▶ [Set exercise] Work out how many lines of the material below mention the word "question"; reply with the number only.

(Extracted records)

*-*-*

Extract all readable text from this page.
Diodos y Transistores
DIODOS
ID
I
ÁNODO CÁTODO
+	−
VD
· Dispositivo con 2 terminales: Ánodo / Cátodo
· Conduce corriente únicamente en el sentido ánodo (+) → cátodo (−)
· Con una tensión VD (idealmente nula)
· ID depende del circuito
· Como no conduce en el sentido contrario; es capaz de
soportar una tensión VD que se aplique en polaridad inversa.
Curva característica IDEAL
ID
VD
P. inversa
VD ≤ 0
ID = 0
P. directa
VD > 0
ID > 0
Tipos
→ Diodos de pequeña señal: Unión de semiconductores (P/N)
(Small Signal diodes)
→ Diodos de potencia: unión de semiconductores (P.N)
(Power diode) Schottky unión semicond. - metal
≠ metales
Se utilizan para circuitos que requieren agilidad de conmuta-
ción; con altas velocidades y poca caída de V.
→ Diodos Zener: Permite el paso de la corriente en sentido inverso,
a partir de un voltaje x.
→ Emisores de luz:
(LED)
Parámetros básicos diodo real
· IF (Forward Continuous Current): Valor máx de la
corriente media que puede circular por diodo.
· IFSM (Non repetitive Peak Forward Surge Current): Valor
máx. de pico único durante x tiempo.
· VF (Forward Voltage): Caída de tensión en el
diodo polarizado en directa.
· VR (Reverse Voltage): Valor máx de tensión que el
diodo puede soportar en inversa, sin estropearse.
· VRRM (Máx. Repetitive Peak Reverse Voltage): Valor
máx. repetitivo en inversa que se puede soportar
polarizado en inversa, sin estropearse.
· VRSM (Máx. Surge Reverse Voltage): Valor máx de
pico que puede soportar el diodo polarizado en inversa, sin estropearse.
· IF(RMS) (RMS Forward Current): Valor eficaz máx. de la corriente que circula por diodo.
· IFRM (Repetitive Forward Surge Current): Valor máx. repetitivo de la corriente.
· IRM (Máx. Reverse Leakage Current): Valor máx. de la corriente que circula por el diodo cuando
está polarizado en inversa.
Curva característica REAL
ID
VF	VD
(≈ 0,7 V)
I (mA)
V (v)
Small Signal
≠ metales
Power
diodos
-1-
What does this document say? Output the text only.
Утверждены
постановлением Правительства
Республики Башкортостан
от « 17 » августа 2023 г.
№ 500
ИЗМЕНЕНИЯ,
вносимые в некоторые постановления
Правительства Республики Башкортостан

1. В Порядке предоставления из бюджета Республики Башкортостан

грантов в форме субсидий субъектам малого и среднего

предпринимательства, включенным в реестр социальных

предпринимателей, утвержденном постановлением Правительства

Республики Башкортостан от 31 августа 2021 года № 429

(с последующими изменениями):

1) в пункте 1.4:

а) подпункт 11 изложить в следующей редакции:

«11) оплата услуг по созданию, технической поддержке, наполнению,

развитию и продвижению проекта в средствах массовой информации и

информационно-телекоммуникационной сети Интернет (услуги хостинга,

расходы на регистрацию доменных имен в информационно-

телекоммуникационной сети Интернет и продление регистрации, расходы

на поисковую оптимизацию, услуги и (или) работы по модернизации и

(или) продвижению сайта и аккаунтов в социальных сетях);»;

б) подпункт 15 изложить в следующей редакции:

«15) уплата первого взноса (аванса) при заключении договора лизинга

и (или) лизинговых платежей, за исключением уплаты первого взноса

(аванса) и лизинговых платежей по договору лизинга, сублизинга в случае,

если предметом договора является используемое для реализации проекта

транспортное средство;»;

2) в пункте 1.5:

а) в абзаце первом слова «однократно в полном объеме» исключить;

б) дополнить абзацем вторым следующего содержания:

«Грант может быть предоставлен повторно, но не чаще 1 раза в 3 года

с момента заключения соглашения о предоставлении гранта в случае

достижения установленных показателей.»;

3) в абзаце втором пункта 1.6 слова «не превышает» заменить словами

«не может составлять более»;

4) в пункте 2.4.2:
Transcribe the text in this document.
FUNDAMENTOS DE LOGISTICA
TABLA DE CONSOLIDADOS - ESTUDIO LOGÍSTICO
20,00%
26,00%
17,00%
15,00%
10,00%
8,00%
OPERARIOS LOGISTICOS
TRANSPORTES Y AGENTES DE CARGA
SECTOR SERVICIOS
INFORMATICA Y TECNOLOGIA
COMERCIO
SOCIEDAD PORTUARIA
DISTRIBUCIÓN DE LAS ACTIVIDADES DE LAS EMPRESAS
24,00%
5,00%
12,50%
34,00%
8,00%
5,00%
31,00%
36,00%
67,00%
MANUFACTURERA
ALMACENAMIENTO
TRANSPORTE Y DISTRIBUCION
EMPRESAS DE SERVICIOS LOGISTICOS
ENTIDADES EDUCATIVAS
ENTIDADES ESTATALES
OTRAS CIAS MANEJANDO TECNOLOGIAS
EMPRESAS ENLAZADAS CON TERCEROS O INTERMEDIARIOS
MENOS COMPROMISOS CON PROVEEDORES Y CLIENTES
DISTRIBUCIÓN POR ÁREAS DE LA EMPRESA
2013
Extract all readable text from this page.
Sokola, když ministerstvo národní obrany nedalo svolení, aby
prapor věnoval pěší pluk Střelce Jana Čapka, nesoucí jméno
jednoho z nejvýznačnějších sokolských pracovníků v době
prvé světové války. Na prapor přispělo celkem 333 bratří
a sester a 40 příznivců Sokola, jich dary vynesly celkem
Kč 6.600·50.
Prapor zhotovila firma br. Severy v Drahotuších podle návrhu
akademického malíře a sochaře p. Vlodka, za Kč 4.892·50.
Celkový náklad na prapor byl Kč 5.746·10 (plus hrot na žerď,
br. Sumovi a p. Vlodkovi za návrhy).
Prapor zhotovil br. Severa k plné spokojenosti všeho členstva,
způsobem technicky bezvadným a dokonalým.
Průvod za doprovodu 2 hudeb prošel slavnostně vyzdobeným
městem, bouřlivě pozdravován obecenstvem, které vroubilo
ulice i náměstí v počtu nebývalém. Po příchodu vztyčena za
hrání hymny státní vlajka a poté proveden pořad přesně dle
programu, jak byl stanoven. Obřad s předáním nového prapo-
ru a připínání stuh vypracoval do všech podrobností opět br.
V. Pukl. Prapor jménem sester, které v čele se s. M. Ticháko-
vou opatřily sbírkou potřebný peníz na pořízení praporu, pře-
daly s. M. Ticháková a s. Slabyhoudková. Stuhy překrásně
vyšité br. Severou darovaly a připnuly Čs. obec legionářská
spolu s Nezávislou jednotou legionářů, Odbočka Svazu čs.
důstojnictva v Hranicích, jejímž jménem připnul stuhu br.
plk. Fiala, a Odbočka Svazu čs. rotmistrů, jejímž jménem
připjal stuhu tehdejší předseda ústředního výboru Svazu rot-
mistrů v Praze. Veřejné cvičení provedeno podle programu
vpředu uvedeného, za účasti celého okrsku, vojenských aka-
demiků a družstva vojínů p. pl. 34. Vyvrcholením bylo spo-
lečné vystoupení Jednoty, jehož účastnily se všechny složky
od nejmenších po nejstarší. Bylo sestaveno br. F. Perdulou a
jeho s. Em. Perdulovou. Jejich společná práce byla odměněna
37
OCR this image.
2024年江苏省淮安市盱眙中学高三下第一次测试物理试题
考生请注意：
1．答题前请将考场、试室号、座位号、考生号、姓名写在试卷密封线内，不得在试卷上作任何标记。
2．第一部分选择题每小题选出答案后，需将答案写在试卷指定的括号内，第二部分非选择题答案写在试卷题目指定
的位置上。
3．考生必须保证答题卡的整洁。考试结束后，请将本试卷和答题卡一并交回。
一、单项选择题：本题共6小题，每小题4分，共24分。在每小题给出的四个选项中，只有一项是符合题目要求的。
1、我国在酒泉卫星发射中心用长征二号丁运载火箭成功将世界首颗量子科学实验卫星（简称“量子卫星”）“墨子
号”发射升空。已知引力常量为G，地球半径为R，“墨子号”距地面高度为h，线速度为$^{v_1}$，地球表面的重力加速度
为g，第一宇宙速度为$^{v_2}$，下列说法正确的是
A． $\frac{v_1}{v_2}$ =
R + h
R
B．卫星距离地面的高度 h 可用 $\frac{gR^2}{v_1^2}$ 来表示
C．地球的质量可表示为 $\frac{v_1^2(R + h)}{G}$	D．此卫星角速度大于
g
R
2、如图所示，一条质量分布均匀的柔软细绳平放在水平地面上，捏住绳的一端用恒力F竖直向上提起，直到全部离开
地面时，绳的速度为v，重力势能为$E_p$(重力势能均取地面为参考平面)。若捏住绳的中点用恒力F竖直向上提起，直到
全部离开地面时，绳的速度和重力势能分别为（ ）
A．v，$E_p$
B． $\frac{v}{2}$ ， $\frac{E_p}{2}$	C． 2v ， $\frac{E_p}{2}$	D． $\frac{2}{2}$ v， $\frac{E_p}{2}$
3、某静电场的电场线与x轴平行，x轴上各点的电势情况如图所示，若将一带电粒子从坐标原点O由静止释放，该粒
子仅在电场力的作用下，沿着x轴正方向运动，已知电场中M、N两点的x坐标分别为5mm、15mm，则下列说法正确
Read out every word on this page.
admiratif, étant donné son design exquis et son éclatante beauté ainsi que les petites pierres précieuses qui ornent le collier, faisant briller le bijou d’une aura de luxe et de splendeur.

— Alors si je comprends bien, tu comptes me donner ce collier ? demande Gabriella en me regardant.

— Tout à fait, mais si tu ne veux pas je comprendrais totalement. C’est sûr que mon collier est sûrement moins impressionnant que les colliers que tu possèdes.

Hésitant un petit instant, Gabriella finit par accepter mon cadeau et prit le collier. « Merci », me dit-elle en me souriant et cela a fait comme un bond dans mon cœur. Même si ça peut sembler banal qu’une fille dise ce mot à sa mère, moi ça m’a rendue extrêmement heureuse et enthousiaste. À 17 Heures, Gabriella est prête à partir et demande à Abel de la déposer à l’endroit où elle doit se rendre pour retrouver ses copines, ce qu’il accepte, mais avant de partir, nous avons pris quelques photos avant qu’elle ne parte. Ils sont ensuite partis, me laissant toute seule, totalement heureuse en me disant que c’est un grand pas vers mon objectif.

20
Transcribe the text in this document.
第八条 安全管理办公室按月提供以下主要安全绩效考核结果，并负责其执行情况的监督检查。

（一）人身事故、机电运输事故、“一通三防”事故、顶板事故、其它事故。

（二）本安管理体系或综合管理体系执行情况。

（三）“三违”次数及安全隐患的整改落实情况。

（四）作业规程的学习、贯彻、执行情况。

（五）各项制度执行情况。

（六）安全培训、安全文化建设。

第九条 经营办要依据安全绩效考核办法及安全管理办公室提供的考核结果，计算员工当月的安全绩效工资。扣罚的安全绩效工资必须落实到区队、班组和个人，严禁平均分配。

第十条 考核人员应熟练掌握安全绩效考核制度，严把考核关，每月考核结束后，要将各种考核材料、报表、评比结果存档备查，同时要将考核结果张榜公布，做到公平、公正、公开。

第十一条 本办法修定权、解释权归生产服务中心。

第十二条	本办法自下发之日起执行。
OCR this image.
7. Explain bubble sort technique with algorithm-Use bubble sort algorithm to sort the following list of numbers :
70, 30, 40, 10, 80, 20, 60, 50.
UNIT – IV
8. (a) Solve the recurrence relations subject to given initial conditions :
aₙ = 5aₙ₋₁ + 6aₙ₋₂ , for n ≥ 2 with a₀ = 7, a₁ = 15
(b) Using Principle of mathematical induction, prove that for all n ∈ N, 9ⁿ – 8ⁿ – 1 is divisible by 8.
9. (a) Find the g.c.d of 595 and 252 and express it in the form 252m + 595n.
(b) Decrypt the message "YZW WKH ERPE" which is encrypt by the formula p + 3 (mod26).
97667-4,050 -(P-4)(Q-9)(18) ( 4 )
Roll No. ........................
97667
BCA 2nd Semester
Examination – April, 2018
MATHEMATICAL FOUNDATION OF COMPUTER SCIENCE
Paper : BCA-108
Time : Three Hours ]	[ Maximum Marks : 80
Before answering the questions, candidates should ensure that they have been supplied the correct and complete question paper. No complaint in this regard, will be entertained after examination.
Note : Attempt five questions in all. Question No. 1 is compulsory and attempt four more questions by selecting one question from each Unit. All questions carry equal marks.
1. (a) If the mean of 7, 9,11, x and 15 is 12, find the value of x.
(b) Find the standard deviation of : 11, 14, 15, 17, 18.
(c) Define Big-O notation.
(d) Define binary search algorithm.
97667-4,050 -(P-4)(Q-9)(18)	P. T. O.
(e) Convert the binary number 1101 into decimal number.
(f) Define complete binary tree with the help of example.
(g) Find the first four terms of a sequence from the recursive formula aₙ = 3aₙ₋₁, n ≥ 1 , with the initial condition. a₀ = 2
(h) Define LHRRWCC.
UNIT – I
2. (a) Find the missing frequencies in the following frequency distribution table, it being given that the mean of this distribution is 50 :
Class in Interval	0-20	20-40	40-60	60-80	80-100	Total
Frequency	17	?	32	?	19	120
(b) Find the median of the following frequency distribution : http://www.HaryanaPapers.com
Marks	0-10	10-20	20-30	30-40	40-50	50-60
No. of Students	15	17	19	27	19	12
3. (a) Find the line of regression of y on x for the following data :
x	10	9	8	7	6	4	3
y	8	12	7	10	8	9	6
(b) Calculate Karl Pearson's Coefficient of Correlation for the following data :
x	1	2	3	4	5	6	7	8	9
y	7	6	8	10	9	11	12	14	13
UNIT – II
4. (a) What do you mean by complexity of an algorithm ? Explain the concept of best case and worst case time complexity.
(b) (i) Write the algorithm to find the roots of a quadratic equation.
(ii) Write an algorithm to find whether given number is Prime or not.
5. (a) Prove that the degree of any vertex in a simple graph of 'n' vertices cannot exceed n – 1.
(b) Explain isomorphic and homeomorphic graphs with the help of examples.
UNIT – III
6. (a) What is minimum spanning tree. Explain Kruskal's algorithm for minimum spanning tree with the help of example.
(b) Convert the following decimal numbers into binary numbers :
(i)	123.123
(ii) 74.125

*-*-*

▶ [Task solution] 2